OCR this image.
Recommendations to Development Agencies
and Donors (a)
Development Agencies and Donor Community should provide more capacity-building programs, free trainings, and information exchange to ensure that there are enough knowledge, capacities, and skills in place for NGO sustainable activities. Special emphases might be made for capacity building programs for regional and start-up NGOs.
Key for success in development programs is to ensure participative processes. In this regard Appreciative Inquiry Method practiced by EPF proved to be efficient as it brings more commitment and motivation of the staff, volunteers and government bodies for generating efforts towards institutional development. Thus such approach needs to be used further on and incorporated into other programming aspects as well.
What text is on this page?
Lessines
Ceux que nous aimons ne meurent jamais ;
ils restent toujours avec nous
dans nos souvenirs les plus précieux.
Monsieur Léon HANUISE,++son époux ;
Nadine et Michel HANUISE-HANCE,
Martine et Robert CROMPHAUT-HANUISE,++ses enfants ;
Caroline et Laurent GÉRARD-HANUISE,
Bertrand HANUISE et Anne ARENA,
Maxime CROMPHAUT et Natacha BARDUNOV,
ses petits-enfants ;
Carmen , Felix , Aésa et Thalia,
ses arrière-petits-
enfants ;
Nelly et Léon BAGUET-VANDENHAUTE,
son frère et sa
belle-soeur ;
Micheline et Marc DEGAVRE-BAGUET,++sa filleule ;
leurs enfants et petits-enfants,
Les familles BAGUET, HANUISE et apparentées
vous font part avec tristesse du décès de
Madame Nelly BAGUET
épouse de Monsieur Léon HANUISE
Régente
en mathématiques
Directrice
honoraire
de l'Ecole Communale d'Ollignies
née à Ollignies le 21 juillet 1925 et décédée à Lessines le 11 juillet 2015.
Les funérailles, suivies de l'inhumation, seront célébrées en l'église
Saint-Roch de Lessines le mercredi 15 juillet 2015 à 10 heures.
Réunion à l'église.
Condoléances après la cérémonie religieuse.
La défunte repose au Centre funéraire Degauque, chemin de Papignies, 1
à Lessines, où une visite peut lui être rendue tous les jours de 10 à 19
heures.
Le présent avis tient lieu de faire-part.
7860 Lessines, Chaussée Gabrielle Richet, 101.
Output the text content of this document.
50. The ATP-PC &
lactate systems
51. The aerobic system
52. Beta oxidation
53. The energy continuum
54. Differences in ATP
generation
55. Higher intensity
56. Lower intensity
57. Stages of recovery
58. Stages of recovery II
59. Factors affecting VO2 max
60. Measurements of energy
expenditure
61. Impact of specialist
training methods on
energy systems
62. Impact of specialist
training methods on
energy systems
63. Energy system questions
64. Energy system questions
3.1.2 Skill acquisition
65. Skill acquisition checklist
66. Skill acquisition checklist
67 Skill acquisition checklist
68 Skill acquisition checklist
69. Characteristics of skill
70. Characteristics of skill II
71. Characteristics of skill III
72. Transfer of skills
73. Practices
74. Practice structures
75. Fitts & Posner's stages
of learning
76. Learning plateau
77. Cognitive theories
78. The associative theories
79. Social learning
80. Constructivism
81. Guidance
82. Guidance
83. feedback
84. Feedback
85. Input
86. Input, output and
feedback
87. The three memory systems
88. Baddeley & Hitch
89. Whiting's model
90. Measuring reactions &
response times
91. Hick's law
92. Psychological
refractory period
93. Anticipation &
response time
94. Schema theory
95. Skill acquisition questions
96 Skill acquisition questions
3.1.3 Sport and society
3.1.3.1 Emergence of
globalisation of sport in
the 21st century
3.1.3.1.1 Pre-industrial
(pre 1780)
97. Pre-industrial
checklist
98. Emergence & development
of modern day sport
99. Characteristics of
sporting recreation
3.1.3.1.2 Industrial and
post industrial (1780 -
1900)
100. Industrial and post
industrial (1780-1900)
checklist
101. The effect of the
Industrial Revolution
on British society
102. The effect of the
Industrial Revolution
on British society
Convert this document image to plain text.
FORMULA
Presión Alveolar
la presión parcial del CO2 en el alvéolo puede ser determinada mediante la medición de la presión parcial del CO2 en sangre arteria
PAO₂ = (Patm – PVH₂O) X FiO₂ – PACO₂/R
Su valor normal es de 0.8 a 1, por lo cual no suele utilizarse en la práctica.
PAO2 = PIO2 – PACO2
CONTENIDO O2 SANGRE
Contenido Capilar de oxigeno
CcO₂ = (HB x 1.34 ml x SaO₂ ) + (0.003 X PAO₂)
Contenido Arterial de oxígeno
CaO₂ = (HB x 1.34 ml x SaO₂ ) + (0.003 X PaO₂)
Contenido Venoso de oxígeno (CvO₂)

-.-.-

**Task prompt**.
Exactly and only the lines from the one containing "Convert this document image to plain text." through the end of the material are to be reproduced, both ends included.

**Task response**.
Convert this document image to plain text.
FORMULA
Presión Alveolar
la presión parcial del CO2 en el alvéolo puede ser determinada mediante la medición de la presión parcial del CO2 en sangre arteria
PAO₂ = (Patm – PVH₂O) X FiO₂ – PACO₂/R
Su valor normal es de 0.8 a 1, por lo cual no suele utilizarse en la práctica.
PAO2 = PIO2 – PACO2
CONTENIDO O2 SANGRE
Contenido Capilar de oxigeno
CcO₂ = (HB x 1.34 ml x SaO₂ ) + (0.003 X PAO₂)
Contenido Arterial de oxígeno
CaO₂ = (HB x 1.34 ml x SaO₂ ) + (0.003 X PaO₂)
Contenido Venoso de oxígeno (CvO₂)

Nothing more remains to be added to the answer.